- [PROMPT]
For the material that follows, list every line containing the word "cylinder".
________________________________________
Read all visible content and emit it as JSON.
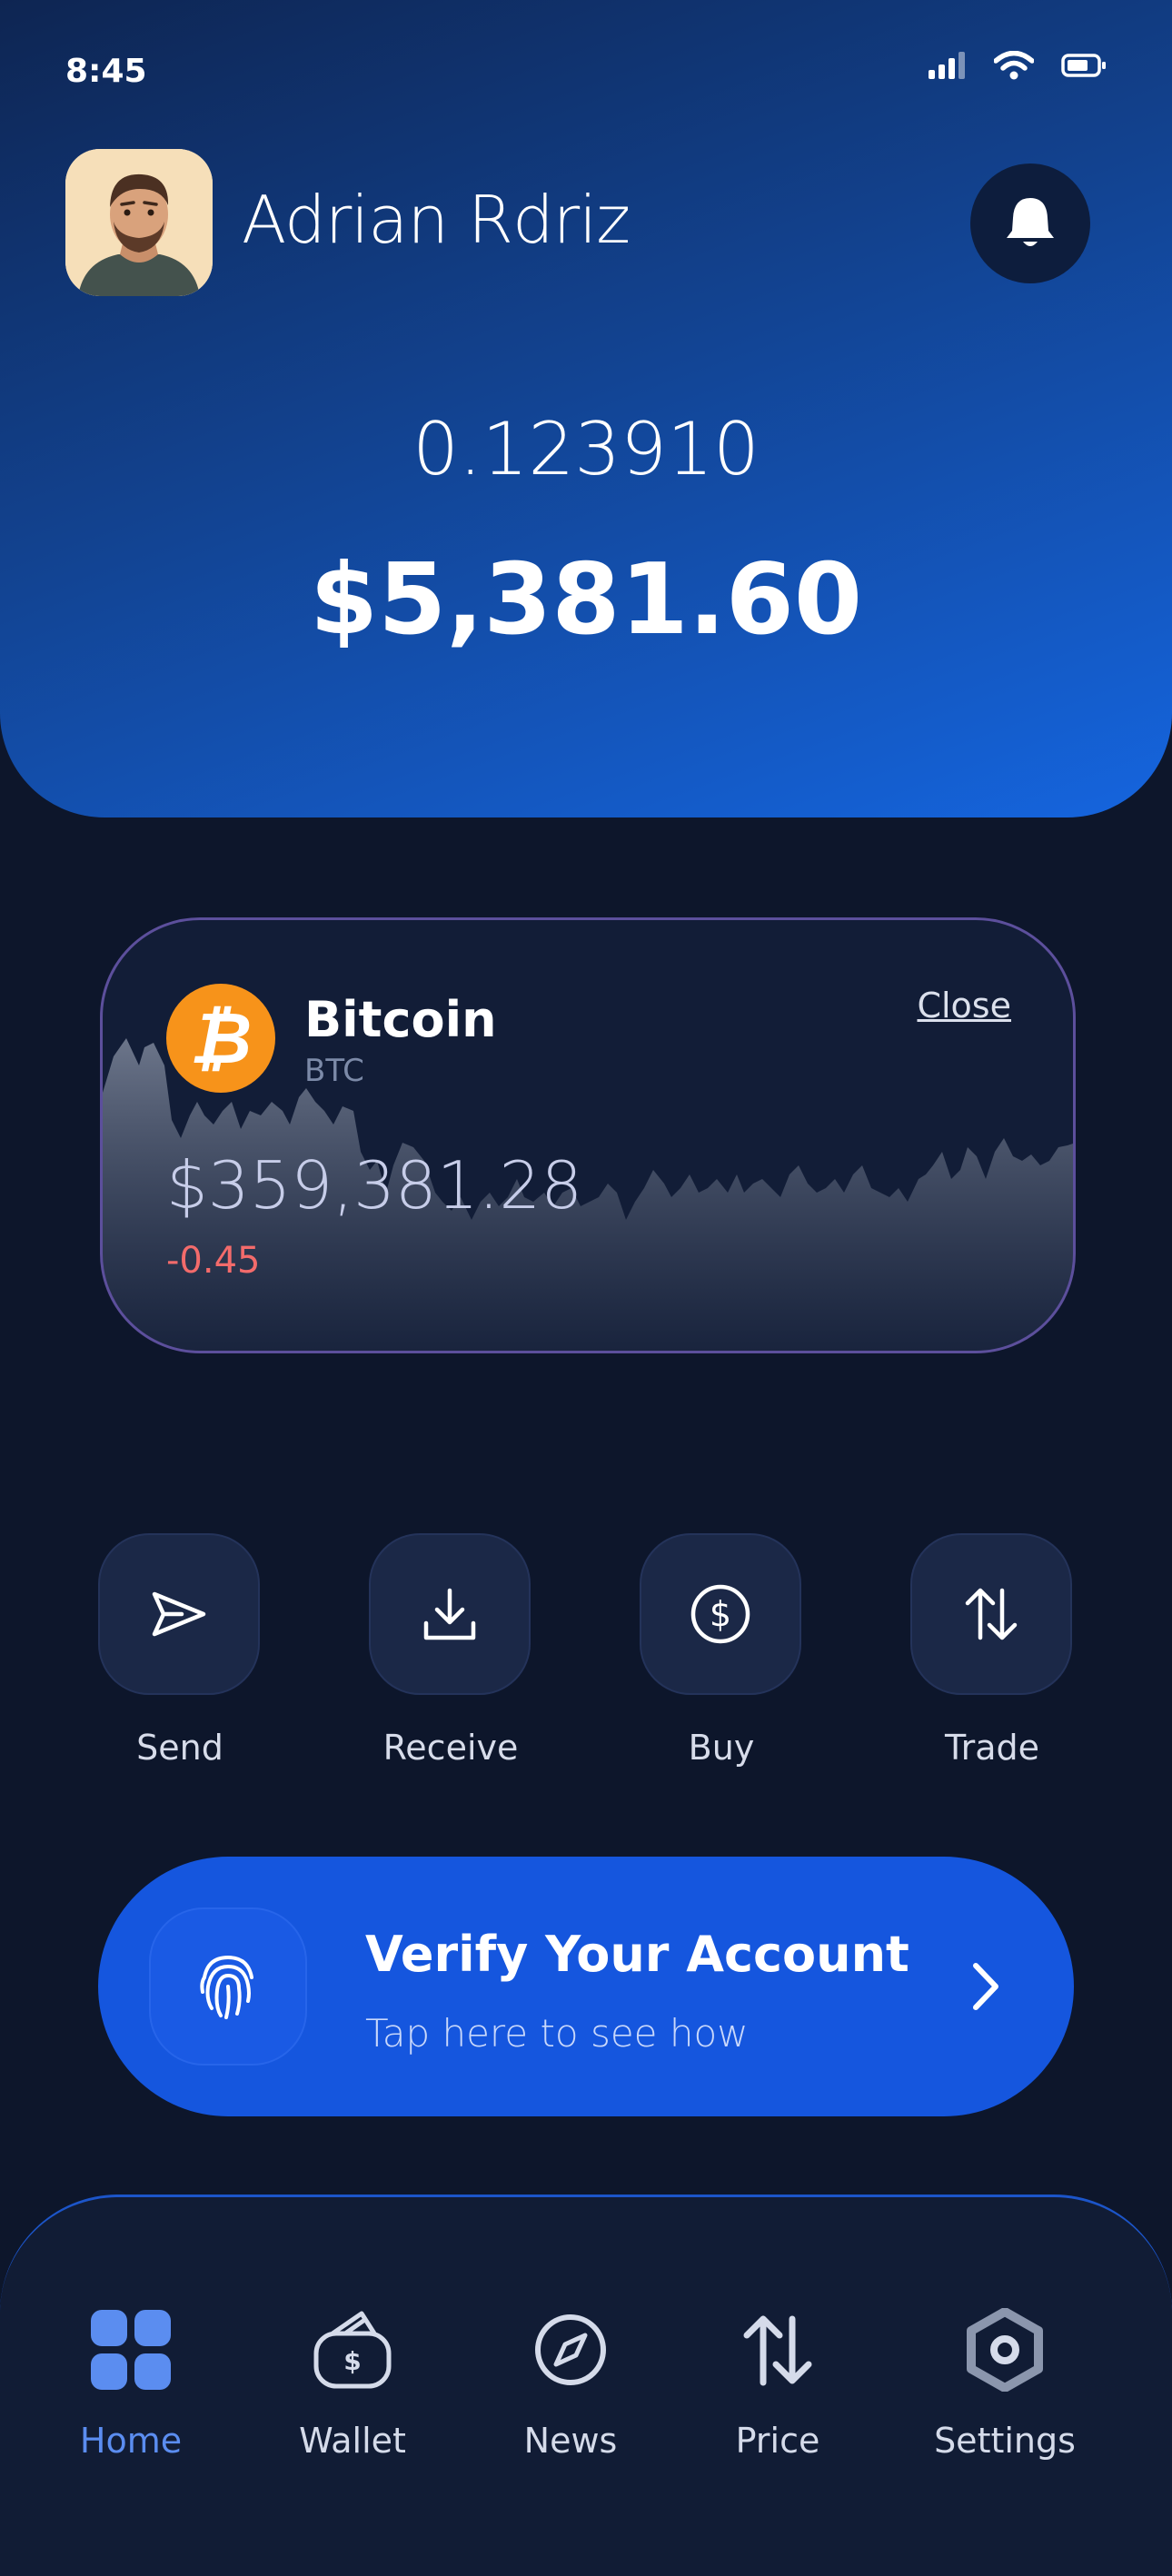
{
  "status_bar": {
    "time": "8:45"
  },
  "profile": {
    "name": "Adrian Rdriz"
  },
  "balance": {
    "crypto": "0.123910",
    "fiat": "$5,381.60"
  },
  "coin_card": {
    "name": "Bitcoin",
    "symbol": "BTC",
    "logo_glyph": "₿",
    "price": "$359,381.28",
    "change": "-0.45",
    "close_label": "Close",
    "colors": {
      "logo": "#f7931a",
      "change": "#f36b6b",
      "border": "#5c4f9c"
    }
  },
  "actions": [
    {
      "label": "Send",
      "icon": "send-icon"
    },
    {
      "label": "Receive",
      "icon": "download-icon"
    },
    {
      "label": "Buy",
      "icon": "dollar-coin-icon"
    },
    {
      "label": "Trade",
      "icon": "swap-arrows-icon"
    }
  ],
  "verify_banner": {
    "title": "Verify Your Account",
    "subtitle": "Tap here to see how",
    "icon": "fingerprint-icon",
    "color": "#1556de"
  },
  "bottom_nav": {
    "active": "Home",
    "items": [
      {
        "label": "Home",
        "icon": "grid-icon"
      },
      {
        "label": "Wallet",
        "icon": "wallet-icon"
      },
      {
        "label": "News",
        "icon": "compass-icon"
      },
      {
        "label": "Price",
        "icon": "swap-arrows-icon"
      },
      {
        "label": "Settings",
        "icon": "hexagon-gear-icon"
      }
    ],
    "active_color": "#5b8df0"
  }
}
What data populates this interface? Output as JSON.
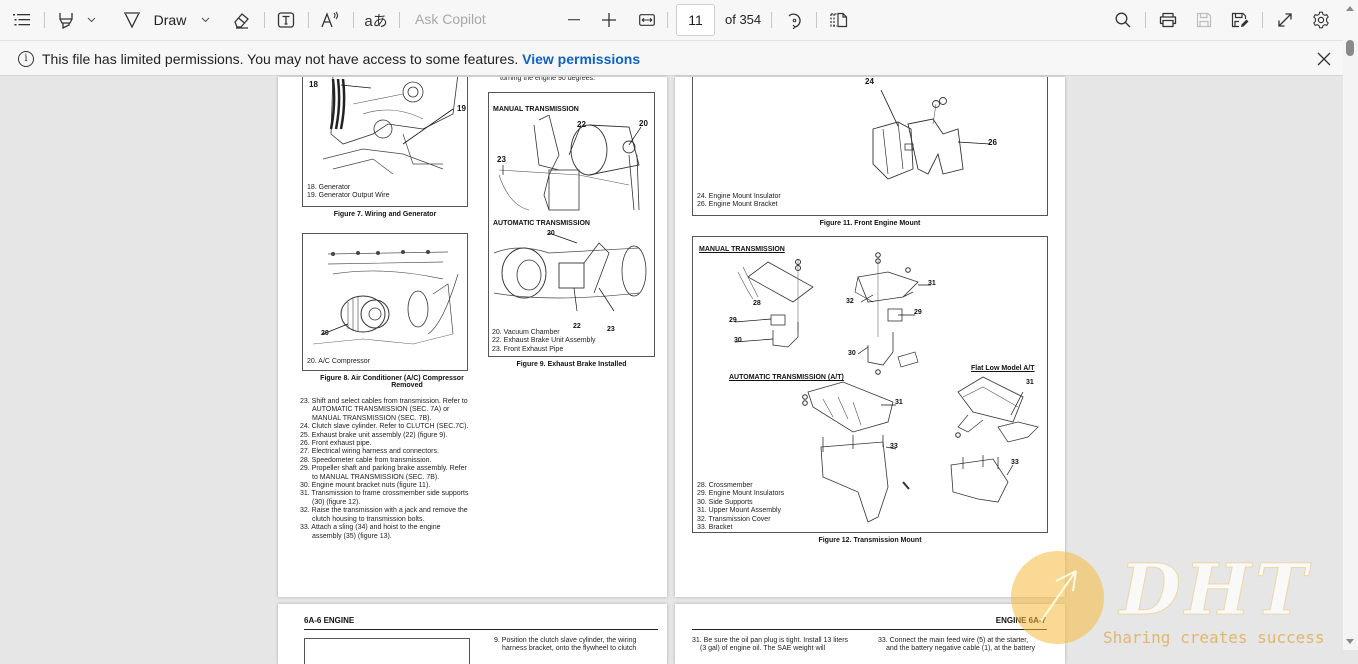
{
  "toolbar": {
    "contents_icon": "table-of-contents-icon",
    "highlight_icon": "highlighter-icon",
    "draw_label": "Draw",
    "erase_icon": "eraser-icon",
    "text_icon": "add-text-icon",
    "read_aloud_icon": "read-aloud-icon",
    "translate_icon": "translate-icon",
    "copilot_placeholder": "Ask Copilot",
    "zoom_out_icon": "minus-icon",
    "zoom_in_icon": "plus-icon",
    "fit_icon": "fit-to-width-icon",
    "current_page": "11",
    "page_total": "of 354",
    "rotate_icon": "rotate-icon",
    "page_view_icon": "page-view-icon",
    "search_icon": "search-icon",
    "print_icon": "print-icon",
    "save_icon": "save-icon",
    "save_as_icon": "save-as-icon",
    "fullscreen_icon": "fullscreen-icon",
    "settings_icon": "settings-icon"
  },
  "infobar": {
    "message": "This file has limited permissions. You may not have access to some features.",
    "link": "View permissions"
  },
  "document": {
    "page_left": {
      "top_text": "turning the engine 90 degrees.",
      "fig7": {
        "callouts": [
          "18",
          "19"
        ],
        "legend": [
          "18. Generator",
          "19. Generator Output Wire"
        ],
        "caption": "Figure 7.  Wiring and Generator"
      },
      "fig8": {
        "callouts": [
          "20"
        ],
        "legend": [
          "20. A/C Compressor"
        ],
        "caption_line1": "Figure 8.   Air Conditioner (A/C) Compressor",
        "caption_line2": "Removed"
      },
      "fig9": {
        "subhead_manual": "MANUAL TRANSMISSION",
        "subhead_auto": "AUTOMATIC TRANSMISSION",
        "callouts": [
          "22",
          "20",
          "23",
          "20",
          "22",
          "23"
        ],
        "legend": [
          "20. Vacuum Chamber",
          "22. Exhaust Brake Unit Assembly",
          "23. Front Exhaust Pipe"
        ],
        "caption": "Figure 9.  Exhaust Brake Installed"
      },
      "steps": [
        "23. Shift and select cables from transmission. Refer to AUTOMATIC TRANSMISSION (SEC. 7A) or MANUAL TRANSMISSION (SEC. 7B).",
        "24. Clutch slave cylinder. Refer to CLUTCH (SEC.7C).",
        "25. Exhaust brake unit assembly (22) (figure 9).",
        "26. Front exhaust pipe.",
        "27. Electrical wiring harness and connectors.",
        "28. Speedometer cable from transmission.",
        "29. Propeller shaft and parking brake assembly. Refer to MANUAL TRANSMISSION (SEC. 7B).",
        "30. Engine mount bracket nuts (figure 11).",
        "31. Transmission to frame crossmember side supports (30) (figure 12).",
        "32. Raise the transmission with a jack and remove the clutch housing to transmission bolts.",
        "33. Attach a sling (34) and hoist to the engine assembly (35) (figure 13)."
      ]
    },
    "page_right": {
      "fig11": {
        "callouts": [
          "24",
          "26"
        ],
        "legend": [
          "24. Engine Mount Insulator",
          "26. Engine Mount Bracket"
        ],
        "caption": "Figure 11.  Front Engine Mount"
      },
      "fig12": {
        "subhead_manual": "MANUAL TRANSMISSION",
        "subhead_auto": "AUTOMATIC TRANSMISSION (A/T)",
        "subhead_flat": "Flat Low Model A/T",
        "callouts": [
          "28",
          "29",
          "30",
          "31",
          "32",
          "29",
          "30",
          "31",
          "33",
          "31",
          "33"
        ],
        "legend": [
          "28. Crossmember",
          "29. Engine Mount Insulators",
          "30. Side Supports",
          "31. Upper Mount Assembly",
          "32. Transmission Cover",
          "33. Bracket"
        ],
        "caption": "Figure 12.  Transmission Mount"
      }
    },
    "page_next_left": {
      "header": "6A-6 ENGINE",
      "text": "9. Position the clutch slave cylinder, the wiring",
      "text2": "harness bracket, onto the flywheel to clutch"
    },
    "page_next_right": {
      "header": "ENGINE 6A-7",
      "text_col1": "31. Be sure the oil pan plug is tight. Install 13 liters",
      "text_col1b": "(3 gal) of engine oil. The SAE weight will",
      "text_col2": "33. Connect the main feed wire (5) at the starter,",
      "text_col2b": "and the battery negative cable (1), at the battery"
    }
  },
  "watermark": {
    "logo": "DHT",
    "tagline": "Sharing creates success"
  }
}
________________________________________
- [ANSWER TO THIS PROBLEM]
        "24. Clutch slave cylinder. Refer to CLUTCH (SEC.7C).",
      "text": "9. Position the clutch slave cylinder, the wiring",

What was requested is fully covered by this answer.